● **Written instruction**: Find the number of lines below in which the word "MITRE" appears, and write that number only.

● **Entries supplied**:
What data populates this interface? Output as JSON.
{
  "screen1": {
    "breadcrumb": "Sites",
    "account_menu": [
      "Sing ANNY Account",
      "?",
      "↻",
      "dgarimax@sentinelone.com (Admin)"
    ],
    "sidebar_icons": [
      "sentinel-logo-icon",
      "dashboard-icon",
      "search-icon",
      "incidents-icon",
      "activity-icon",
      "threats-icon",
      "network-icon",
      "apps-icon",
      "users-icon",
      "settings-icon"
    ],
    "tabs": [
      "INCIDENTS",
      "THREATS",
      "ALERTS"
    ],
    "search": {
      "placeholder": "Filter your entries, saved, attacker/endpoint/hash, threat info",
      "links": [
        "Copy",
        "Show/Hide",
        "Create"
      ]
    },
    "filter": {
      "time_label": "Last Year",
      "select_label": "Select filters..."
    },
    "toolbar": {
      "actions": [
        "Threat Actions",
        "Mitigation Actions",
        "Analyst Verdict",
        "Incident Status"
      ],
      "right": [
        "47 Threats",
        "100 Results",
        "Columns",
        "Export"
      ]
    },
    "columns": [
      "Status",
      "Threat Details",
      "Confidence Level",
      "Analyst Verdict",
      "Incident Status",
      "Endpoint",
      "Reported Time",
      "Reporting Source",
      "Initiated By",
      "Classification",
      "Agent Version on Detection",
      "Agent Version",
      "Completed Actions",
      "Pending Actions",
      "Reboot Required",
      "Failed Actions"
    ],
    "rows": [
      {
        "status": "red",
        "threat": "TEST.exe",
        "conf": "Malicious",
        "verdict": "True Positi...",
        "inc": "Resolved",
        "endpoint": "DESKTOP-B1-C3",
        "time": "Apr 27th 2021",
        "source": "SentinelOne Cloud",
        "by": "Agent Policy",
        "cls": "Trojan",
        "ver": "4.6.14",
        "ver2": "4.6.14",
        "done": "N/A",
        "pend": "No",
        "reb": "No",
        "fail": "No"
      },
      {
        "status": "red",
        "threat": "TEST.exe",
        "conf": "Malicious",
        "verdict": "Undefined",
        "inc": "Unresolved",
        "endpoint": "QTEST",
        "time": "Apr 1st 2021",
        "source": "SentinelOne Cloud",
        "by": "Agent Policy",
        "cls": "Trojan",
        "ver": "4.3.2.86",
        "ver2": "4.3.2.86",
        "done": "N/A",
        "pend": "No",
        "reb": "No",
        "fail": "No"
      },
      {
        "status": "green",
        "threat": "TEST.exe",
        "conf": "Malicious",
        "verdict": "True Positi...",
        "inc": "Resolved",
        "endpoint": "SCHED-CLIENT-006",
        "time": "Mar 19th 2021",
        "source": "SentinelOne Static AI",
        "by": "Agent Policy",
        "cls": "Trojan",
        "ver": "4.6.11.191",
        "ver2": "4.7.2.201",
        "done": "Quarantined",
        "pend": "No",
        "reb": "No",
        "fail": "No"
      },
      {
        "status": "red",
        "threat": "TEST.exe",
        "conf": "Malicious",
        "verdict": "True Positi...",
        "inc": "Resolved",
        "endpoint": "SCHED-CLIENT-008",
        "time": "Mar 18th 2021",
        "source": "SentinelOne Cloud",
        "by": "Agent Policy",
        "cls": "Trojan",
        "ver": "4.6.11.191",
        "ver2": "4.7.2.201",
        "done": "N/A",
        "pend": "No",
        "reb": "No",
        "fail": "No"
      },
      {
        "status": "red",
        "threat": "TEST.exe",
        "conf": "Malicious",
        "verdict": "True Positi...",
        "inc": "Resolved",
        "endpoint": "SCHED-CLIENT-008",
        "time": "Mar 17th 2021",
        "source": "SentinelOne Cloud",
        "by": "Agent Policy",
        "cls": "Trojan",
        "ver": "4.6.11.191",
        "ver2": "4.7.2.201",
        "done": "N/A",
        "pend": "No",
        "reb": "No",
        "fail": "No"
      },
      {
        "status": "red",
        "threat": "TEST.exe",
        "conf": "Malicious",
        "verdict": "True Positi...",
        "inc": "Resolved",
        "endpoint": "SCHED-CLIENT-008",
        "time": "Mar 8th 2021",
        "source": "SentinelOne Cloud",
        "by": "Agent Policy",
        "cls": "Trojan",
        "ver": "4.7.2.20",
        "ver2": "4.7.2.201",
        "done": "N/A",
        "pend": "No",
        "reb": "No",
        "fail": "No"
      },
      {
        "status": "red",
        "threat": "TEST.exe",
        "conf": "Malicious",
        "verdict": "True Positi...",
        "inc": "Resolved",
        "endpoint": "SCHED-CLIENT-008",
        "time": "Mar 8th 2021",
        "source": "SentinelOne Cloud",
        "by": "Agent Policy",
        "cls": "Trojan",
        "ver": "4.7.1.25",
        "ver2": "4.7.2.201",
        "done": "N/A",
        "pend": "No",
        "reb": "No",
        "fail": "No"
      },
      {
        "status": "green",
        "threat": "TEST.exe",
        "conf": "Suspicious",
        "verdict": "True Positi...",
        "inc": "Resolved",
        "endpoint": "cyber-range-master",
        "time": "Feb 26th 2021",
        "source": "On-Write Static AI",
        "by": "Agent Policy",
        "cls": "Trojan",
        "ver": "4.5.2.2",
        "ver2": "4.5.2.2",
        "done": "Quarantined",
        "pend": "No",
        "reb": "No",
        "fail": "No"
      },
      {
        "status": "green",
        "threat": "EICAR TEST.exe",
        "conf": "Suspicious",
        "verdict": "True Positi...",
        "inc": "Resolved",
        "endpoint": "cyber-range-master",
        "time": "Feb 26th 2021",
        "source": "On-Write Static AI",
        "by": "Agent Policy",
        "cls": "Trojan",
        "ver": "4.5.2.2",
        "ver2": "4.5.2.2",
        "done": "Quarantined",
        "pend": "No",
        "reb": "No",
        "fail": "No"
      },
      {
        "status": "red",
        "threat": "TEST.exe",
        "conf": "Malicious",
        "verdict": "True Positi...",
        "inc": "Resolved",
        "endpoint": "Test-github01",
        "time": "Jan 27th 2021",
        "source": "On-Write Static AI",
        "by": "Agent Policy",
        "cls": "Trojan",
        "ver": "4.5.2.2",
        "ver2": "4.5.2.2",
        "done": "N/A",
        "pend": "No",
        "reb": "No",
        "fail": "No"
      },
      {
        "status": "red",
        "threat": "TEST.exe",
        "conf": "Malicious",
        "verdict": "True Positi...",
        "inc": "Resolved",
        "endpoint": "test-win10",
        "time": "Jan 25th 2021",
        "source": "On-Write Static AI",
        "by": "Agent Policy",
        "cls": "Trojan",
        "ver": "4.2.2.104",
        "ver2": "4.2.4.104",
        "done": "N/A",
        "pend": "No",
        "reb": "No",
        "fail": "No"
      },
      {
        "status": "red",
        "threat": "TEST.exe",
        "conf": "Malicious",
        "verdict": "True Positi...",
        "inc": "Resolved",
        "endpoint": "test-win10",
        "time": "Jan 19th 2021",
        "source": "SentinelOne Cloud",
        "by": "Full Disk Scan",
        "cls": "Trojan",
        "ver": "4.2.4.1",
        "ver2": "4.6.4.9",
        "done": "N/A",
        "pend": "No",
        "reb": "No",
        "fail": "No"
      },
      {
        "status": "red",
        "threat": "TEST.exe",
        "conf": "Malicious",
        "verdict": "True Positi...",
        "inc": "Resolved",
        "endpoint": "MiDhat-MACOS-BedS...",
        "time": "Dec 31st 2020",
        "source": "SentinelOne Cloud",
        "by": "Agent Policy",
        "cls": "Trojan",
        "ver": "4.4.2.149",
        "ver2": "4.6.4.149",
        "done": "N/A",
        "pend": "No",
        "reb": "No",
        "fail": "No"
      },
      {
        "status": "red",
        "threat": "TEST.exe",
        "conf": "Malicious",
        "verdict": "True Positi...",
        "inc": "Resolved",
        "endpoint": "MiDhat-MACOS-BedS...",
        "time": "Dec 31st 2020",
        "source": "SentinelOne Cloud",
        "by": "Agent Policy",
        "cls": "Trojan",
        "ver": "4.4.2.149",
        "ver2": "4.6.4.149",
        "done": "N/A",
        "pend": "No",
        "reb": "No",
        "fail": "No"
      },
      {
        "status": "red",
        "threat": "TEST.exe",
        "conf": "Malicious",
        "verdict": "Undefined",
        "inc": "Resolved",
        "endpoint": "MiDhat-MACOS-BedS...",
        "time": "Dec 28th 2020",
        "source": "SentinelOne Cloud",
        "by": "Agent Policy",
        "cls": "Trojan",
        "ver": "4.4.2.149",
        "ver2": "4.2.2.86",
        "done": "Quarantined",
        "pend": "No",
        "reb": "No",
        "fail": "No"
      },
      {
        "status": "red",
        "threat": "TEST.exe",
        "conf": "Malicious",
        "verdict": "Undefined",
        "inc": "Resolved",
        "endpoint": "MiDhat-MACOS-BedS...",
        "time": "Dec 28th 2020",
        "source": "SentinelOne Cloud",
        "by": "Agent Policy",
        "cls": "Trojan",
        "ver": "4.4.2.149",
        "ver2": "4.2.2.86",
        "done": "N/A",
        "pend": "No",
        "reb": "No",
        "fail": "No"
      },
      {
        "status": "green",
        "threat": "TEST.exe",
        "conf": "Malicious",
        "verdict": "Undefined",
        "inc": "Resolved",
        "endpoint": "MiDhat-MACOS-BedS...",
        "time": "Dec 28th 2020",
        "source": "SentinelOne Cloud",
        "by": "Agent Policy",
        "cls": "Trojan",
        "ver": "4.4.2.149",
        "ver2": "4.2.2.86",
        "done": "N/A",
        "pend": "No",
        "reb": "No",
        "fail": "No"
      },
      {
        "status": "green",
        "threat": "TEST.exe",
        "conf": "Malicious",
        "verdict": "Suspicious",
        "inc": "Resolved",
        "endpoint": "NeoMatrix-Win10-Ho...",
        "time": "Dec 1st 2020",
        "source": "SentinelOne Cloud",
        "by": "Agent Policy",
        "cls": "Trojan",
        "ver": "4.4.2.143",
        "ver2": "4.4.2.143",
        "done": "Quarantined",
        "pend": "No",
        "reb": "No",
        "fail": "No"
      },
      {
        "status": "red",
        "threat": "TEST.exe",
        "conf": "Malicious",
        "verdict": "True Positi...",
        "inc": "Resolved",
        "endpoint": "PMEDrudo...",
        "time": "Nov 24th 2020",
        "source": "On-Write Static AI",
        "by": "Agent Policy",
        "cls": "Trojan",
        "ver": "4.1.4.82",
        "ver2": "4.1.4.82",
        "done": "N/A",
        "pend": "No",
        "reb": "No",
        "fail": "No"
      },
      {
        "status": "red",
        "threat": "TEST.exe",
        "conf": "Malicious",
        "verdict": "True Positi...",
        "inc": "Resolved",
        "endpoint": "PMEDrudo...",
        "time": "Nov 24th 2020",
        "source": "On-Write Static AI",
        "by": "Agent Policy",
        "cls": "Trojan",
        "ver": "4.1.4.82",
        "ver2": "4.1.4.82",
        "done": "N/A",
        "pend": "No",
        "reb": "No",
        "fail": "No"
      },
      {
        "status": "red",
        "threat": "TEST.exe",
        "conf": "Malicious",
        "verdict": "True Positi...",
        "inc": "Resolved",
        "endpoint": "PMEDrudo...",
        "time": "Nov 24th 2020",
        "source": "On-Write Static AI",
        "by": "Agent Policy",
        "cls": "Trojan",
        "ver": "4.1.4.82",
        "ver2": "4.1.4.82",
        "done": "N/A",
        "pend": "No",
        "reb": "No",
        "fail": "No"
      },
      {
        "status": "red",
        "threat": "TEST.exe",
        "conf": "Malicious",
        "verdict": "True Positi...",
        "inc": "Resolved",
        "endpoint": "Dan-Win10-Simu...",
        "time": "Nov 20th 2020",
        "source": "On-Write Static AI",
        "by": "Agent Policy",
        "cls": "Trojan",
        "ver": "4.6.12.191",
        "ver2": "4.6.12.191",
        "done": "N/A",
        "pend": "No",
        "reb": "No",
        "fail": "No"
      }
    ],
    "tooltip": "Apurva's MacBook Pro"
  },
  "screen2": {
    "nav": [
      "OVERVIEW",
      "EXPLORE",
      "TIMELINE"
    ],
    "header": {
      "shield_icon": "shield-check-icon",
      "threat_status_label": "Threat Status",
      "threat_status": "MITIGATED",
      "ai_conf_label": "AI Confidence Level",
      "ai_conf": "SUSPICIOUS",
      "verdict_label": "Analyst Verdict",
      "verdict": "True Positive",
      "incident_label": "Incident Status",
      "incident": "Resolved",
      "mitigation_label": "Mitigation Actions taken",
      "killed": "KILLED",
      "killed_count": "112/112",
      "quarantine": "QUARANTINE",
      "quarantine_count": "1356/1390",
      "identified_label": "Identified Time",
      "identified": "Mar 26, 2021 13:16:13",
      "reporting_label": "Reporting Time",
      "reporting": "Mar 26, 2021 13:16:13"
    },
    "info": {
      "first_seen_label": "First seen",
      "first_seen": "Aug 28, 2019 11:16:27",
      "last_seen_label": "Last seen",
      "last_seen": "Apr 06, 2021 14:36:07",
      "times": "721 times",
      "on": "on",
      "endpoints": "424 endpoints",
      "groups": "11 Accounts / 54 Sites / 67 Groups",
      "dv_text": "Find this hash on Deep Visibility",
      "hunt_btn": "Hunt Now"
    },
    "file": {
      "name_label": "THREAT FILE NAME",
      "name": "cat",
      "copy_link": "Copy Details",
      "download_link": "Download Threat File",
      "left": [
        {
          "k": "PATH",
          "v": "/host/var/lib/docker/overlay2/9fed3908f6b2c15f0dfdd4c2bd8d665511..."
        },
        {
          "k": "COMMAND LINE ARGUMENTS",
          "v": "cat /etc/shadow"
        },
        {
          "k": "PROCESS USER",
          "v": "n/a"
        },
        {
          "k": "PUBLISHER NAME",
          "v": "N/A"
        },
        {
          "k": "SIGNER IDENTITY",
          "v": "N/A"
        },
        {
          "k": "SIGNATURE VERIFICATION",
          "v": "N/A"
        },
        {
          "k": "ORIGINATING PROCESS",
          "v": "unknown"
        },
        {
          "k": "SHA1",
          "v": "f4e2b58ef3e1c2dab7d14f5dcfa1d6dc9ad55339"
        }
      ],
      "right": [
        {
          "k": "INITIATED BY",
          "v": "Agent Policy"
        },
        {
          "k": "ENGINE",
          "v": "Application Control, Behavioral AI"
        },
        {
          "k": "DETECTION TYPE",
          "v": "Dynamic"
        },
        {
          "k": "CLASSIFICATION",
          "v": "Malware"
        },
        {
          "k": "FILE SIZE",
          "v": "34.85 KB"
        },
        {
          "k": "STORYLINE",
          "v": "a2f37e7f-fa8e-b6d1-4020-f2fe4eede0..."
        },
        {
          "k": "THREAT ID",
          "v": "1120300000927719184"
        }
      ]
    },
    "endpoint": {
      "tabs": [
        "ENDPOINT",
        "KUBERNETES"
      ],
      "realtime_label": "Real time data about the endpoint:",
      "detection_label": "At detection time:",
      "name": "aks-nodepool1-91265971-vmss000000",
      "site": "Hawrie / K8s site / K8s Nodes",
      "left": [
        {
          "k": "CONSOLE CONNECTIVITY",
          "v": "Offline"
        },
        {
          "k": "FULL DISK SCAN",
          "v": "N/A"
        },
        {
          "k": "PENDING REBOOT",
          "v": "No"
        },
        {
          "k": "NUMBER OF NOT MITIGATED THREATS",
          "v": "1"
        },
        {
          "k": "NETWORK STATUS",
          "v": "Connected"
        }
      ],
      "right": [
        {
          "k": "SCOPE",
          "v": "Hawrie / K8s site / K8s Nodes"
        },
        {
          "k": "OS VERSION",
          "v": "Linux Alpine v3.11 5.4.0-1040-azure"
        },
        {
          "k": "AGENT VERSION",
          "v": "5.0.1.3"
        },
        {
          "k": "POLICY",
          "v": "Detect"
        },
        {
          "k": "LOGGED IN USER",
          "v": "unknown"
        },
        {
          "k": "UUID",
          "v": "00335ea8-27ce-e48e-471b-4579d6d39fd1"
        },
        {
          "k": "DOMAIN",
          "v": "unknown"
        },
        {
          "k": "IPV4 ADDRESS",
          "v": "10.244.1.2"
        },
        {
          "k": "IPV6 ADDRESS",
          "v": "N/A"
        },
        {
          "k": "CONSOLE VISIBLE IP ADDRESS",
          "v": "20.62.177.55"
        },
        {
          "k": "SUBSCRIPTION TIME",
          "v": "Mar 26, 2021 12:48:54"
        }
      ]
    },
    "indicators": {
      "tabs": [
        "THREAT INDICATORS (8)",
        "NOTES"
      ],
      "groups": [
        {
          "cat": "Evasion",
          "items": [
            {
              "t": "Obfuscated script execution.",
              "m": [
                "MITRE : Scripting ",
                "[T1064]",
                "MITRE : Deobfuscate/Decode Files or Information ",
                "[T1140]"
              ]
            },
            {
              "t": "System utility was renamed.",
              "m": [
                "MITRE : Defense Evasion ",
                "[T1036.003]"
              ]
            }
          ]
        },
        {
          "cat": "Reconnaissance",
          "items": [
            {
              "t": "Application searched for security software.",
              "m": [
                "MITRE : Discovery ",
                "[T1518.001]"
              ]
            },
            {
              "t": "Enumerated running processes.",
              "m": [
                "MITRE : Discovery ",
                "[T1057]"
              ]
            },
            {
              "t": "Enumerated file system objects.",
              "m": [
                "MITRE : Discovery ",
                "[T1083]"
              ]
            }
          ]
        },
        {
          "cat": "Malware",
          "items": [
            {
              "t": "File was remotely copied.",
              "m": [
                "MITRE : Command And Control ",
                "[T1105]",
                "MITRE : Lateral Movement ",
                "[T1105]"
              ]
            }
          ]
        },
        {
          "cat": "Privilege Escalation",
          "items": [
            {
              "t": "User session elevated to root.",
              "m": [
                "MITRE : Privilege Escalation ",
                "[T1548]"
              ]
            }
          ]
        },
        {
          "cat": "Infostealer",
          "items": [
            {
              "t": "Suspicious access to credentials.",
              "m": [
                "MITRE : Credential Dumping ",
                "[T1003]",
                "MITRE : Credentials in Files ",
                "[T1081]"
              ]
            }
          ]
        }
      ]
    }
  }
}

● **Result below**: 11